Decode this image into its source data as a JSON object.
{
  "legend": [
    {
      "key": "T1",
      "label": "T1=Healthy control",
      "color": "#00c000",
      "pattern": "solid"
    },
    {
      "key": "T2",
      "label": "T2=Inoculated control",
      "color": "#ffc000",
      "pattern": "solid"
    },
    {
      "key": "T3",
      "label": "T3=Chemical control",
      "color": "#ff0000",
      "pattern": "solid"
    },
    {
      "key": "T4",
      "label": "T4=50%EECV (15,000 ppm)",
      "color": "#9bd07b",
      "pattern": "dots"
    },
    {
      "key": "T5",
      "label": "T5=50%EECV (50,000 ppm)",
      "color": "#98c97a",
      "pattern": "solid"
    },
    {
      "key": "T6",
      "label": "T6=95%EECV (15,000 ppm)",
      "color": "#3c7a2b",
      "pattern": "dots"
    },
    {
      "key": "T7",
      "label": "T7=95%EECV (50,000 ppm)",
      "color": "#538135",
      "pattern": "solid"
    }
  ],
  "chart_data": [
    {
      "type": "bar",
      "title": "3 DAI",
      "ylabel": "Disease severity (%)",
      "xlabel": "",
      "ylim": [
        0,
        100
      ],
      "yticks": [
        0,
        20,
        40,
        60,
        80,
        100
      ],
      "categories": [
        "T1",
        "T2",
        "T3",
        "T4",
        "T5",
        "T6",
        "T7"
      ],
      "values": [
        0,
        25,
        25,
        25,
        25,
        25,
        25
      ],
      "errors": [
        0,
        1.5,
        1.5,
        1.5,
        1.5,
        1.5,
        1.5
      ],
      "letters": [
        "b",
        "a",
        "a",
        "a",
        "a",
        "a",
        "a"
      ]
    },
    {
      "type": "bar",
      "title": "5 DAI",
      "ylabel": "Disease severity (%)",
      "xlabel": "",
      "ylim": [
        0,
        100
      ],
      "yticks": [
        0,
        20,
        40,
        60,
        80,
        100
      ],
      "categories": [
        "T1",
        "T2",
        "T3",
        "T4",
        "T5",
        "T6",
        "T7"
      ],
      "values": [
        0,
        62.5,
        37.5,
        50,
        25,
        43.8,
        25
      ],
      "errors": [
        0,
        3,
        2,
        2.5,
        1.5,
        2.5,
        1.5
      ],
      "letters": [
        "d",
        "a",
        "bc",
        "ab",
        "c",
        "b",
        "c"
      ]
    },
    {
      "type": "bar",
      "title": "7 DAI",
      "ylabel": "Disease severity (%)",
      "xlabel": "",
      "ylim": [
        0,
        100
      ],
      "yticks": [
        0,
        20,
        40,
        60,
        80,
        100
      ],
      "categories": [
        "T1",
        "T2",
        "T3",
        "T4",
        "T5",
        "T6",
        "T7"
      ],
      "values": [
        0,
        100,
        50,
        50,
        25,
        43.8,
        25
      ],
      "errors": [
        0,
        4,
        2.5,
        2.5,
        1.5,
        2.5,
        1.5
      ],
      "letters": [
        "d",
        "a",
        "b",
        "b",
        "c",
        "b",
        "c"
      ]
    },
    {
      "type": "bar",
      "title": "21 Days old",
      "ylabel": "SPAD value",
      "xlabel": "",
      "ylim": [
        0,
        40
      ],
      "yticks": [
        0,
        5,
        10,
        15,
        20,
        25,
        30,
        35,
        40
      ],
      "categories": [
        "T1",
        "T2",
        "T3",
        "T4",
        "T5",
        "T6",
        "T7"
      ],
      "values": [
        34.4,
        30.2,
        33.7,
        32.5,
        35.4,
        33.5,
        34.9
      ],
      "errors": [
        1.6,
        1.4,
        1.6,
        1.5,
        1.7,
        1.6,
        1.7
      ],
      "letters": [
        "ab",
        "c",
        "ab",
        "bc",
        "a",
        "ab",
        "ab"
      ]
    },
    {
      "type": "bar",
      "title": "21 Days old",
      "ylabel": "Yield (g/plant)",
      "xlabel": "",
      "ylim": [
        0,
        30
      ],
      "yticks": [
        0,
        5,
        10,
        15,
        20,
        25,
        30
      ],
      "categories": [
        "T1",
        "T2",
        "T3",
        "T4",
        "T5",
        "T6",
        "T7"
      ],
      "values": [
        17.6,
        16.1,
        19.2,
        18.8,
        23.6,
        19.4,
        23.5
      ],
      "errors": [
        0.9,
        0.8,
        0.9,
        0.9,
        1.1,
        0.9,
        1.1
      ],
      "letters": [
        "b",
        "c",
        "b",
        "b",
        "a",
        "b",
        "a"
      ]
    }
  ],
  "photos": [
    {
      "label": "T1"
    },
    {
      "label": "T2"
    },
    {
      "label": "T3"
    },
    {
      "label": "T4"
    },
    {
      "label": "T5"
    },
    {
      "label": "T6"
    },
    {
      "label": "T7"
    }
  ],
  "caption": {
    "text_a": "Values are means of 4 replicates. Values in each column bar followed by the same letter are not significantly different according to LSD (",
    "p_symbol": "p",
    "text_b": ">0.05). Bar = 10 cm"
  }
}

**Problem to solve:** Retype all of the material, keeping each line exact.

**Result below:**
Decode this image into its source data as a JSON object.
{
  "legend": [
    {
      "key": "T1",
      "label": "T1=Healthy control",
      "color": "#00c000",
      "pattern": "solid"
    },
    {
      "key": "T2",
      "label": "T2=Inoculated control",
      "color": "#ffc000",
      "pattern": "solid"
    },
    {
      "key": "T3",
      "label": "T3=Chemical control",
      "color": "#ff0000",
      "pattern": "solid"
    },
    {
      "key": "T4",
      "label": "T4=50%EECV (15,000 ppm)",
      "color": "#9bd07b",
      "pattern": "dots"
    },
    {
      "key": "T5",
      "label": "T5=50%EECV (50,000 ppm)",
      "color": "#98c97a",
      "pattern": "solid"
    },
    {
      "key": "T6",
      "label": "T6=95%EECV (15,000 ppm)",
      "color": "#3c7a2b",
      "pattern": "dots"
    },
    {
      "key": "T7",
      "label": "T7=95%EECV (50,000 ppm)",
      "color": "#538135",
      "pattern": "solid"
    }
  ],
  "chart_data": [
    {
      "type": "bar",
      "title": "3 DAI",
      "ylabel": "Disease severity (%)",
      "xlabel": "",
      "ylim": [
        0,
        100
      ],
      "yticks": [
        0,
        20,
        40,
        60,
        80,
        100
      ],
      "categories": [
        "T1",
        "T2",
        "T3",
        "T4",
        "T5",
        "T6",
        "T7"
      ],
      "values": [
        0,
        25,
        25,
        25,
        25,
        25,
        25
      ],
      "errors": [
        0,
        1.5,
        1.5,
        1.5,
        1.5,
        1.5,
        1.5
      ],
      "letters": [
        "b",
        "a",
        "a",
        "a",
        "a",
        "a",
        "a"
      ]
    },
    {
      "type": "bar",
      "title": "5 DAI",
      "ylabel": "Disease severity (%)",
      "xlabel": "",
      "ylim": [
        0,
        100
      ],
      "yticks": [
        0,
        20,
        40,
        60,
        80,
        100
      ],
      "categories": [
        "T1",
        "T2",
        "T3",
        "T4",
        "T5",
        "T6",
        "T7"
      ],
      "values": [
        0,
        62.5,
        37.5,
        50,
        25,
        43.8,
        25
      ],
      "errors": [
        0,
        3,
        2,
        2.5,
        1.5,
        2.5,
        1.5
      ],
      "letters": [
        "d",
        "a",
        "bc",
        "ab",
        "c",
        "b",
        "c"
      ]
    },
    {
      "type": "bar",
      "title": "7 DAI",
      "ylabel": "Disease severity (%)",
      "xlabel": "",
      "ylim": [
        0,
        100
      ],
      "yticks": [
        0,
        20,
        40,
        60,
        80,
        100
      ],
      "categories": [
        "T1",
        "T2",
        "T3",
        "T4",
        "T5",
        "T6",
        "T7"
      ],
      "values": [
        0,
        100,
        50,
        50,
        25,
        43.8,
        25
      ],
      "errors": [
        0,
        4,
        2.5,
        2.5,
        1.5,
        2.5,
        1.5
      ],
      "letters": [
        "d",
        "a",
        "b",
        "b",
        "c",
        "b",
        "c"
      ]
    },
    {
      "type": "bar",
      "title": "21 Days old",
      "ylabel": "SPAD value",
      "xlabel": "",
      "ylim": [
        0,
        40
      ],
      "yticks": [
        0,
        5,
        10,
        15,
        20,
        25,
        30,
        35,
        40
      ],
      "categories": [
        "T1",
        "T2",
        "T3",
        "T4",
        "T5",
        "T6",
        "T7"
      ],
      "values": [
        34.4,
        30.2,
        33.7,
        32.5,
        35.4,
        33.5,
        34.9
      ],
      "errors": [
        1.6,
        1.4,
        1.6,
        1.5,
        1.7,
        1.6,
        1.7
      ],
      "letters": [
        "ab",
        "c",
        "ab",
        "bc",
        "a",
        "ab",
        "ab"
      ]
    },
    {
      "type": "bar",
      "title": "21 Days old",
      "ylabel": "Yield (g/plant)",
      "xlabel": "",
      "ylim": [
        0,
        30
      ],
      "yticks": [
        0,
        5,
        10,
        15,
        20,
        25,
        30
      ],
      "categories": [
        "T1",
        "T2",
        "T3",
        "T4",
        "T5",
        "T6",
        "T7"
      ],
      "values": [
        17.6,
        16.1,
        19.2,
        18.8,
        23.6,
        19.4,
        23.5
      ],
      "errors": [
        0.9,
        0.8,
        0.9,
        0.9,
        1.1,
        0.9,
        1.1
      ],
      "letters": [
        "b",
        "c",
        "b",
        "b",
        "a",
        "b",
        "a"
      ]
    }
  ],
  "photos": [
    {
      "label": "T1"
    },
    {
      "label": "T2"
    },
    {
      "label": "T3"
    },
    {
      "label": "T4"
    },
    {
      "label": "T5"
    },
    {
      "label": "T6"
    },
    {
      "label": "T7"
    }
  ],
  "caption": {
    "text_a": "Values are means of 4 replicates. Values in each column bar followed by the same letter are not significantly different according to LSD (",
    "p_symbol": "p",
    "text_b": ">0.05). Bar = 10 cm"
  }
}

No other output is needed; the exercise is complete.